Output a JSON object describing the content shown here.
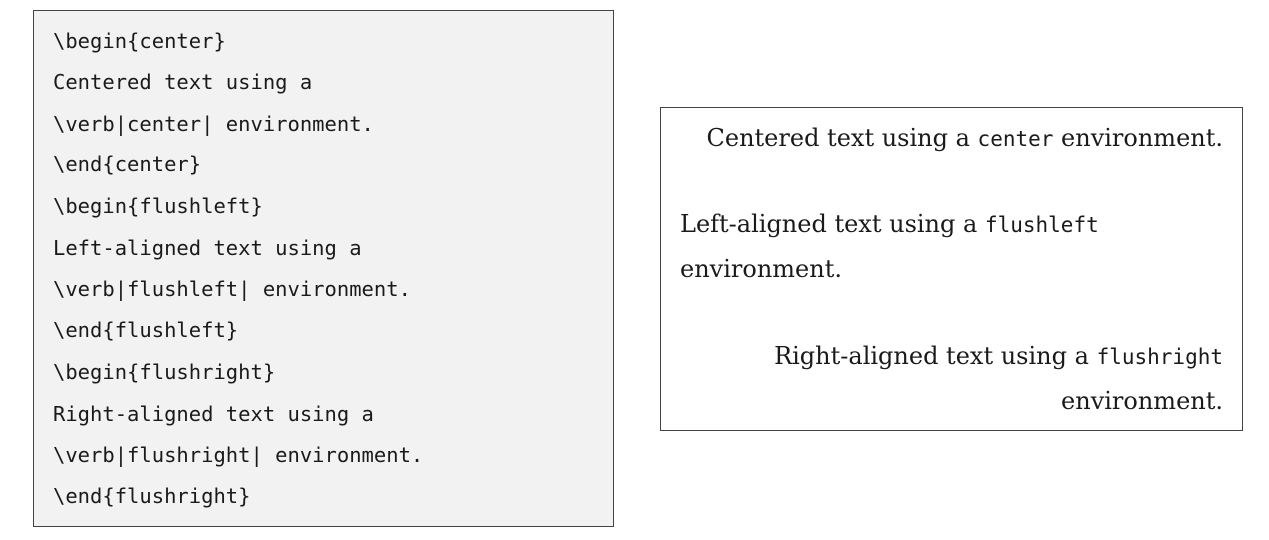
{
  "source": {
    "lines": [
      "\\begin{center}",
      "Centered text using a",
      "\\verb|center| environment.",
      "\\end{center}",
      "\\begin{flushleft}",
      "Left-aligned text using a",
      "\\verb|flushleft| environment.",
      "\\end{flushleft}",
      "\\begin{flushright}",
      "Right-aligned text using a",
      "\\verb|flushright| environment.",
      "\\end{flushright}"
    ]
  },
  "output": {
    "center": {
      "before": "Centered text using a ",
      "code": "center",
      "after": " environment."
    },
    "flushleft": {
      "line1_before": "Left-aligned text using a ",
      "line1_code": "flushleft",
      "line2": "environment."
    },
    "flushright": {
      "line1_before": "Right-aligned text using a ",
      "line1_code": "flushright",
      "line2": "environment."
    }
  },
  "colors": {
    "code_background": "#f2f2f2",
    "border": "#444444",
    "text": "#1a1a1a"
  }
}
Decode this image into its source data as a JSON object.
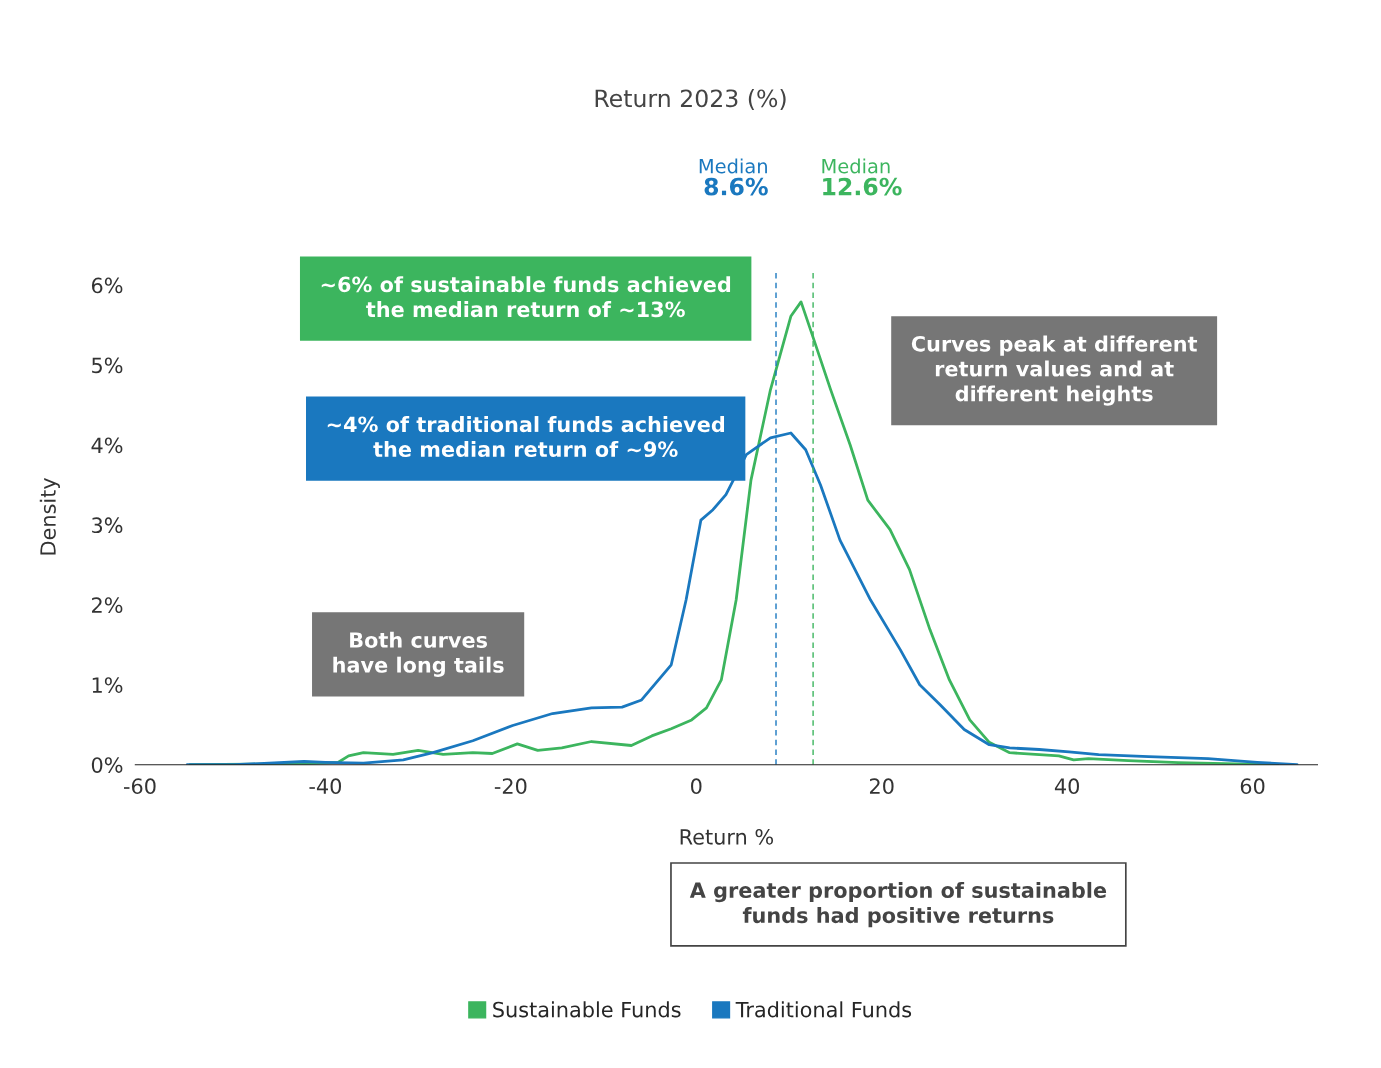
{
  "chart_data": {
    "type": "line",
    "title": "Return 2023 (%)",
    "xlabel": "Return %",
    "ylabel": "Density",
    "xlim": [
      -60.5,
      67
    ],
    "xticks": [
      -60,
      -40,
      -20,
      0,
      20,
      40,
      60
    ],
    "ylim": [
      0,
      6.2
    ],
    "yticks": [
      {
        "value": 0,
        "label": "0%"
      },
      {
        "value": 1,
        "label": "1%"
      },
      {
        "value": 2,
        "label": "2%"
      },
      {
        "value": 3,
        "label": "3%"
      },
      {
        "value": 4,
        "label": "4%"
      },
      {
        "value": 5,
        "label": "5%"
      },
      {
        "value": 6,
        "label": "6%"
      }
    ],
    "series": [
      {
        "name": "Sustainable Funds",
        "color": "#3cb55e",
        "x": [
          -54.6,
          -42.3,
          -38.6,
          -37.5,
          -35.9,
          -32.7,
          -30,
          -27.3,
          -24.1,
          -22,
          -19.3,
          -17.1,
          -14.5,
          -11.3,
          -7.0,
          -4.8,
          -2.7,
          -0.5,
          1.1,
          2.7,
          4.3,
          5.9,
          8.0,
          10.2,
          11.3,
          12.5,
          14.5,
          16.6,
          18.5,
          20.9,
          23,
          25.2,
          27.3,
          29.5,
          31.6,
          33.8,
          37,
          39.1,
          40.7,
          42.3,
          46.6,
          52,
          62.7
        ],
        "values": [
          0,
          0.01,
          0.03,
          0.11,
          0.15,
          0.13,
          0.18,
          0.13,
          0.15,
          0.14,
          0.26,
          0.18,
          0.21,
          0.29,
          0.24,
          0.36,
          0.45,
          0.56,
          0.71,
          1.06,
          2.06,
          3.56,
          4.69,
          5.61,
          5.79,
          5.38,
          4.69,
          4.0,
          3.31,
          2.94,
          2.44,
          1.69,
          1.06,
          0.56,
          0.28,
          0.15,
          0.125,
          0.11,
          0.06,
          0.075,
          0.05,
          0.025,
          0
        ]
      },
      {
        "name": "Traditional Funds",
        "color": "#1a78bf",
        "x": [
          -54.9,
          -49.8,
          -42.3,
          -40,
          -35.9,
          -31.6,
          -28.4,
          -24.1,
          -19.8,
          -15.5,
          -11.3,
          -8.0,
          -5.9,
          -2.7,
          -1.1,
          0.5,
          1.8,
          3.2,
          5.4,
          8.0,
          10.2,
          11.8,
          13.4,
          15.5,
          18.8,
          22,
          24.1,
          26.3,
          28.9,
          31.6,
          33.8,
          37,
          40.2,
          43.4,
          48.8,
          55.2,
          60.5,
          64.8
        ],
        "values": [
          0,
          0,
          0.04,
          0.03,
          0.02,
          0.06,
          0.15,
          0.3,
          0.49,
          0.64,
          0.71,
          0.72,
          0.81,
          1.25,
          2.06,
          3.06,
          3.19,
          3.38,
          3.88,
          4.09,
          4.15,
          3.94,
          3.5,
          2.81,
          2.06,
          1.44,
          1.0,
          0.75,
          0.44,
          0.25,
          0.21,
          0.19,
          0.16,
          0.125,
          0.1,
          0.075,
          0.03,
          0
        ]
      }
    ],
    "ref_lines": [
      {
        "axis": "x",
        "value": 8.6,
        "label": "Median\n8.6%",
        "color": "#1a78bf",
        "line_style": "dashed"
      },
      {
        "axis": "x",
        "value": 12.6,
        "label": "Median\n12.6%",
        "color": "#3cb55e",
        "line_style": "dashed"
      }
    ],
    "annotations": [
      "~6% of sustainable funds achieved\nthe median return of ~13%",
      "~4% of traditional funds achieved\nthe median return of ~9%",
      "Curves peak at different\nreturn values and at\ndifferent heights",
      "Both curves\nhave long tails",
      "A greater proportion of sustainable\nfunds had positive returns"
    ],
    "legend": "bottom",
    "grid": false
  }
}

****

Return each line where "Centered" shows up.

● Solved problem
      "Centered text using a",
      "before": "Centered text using a ",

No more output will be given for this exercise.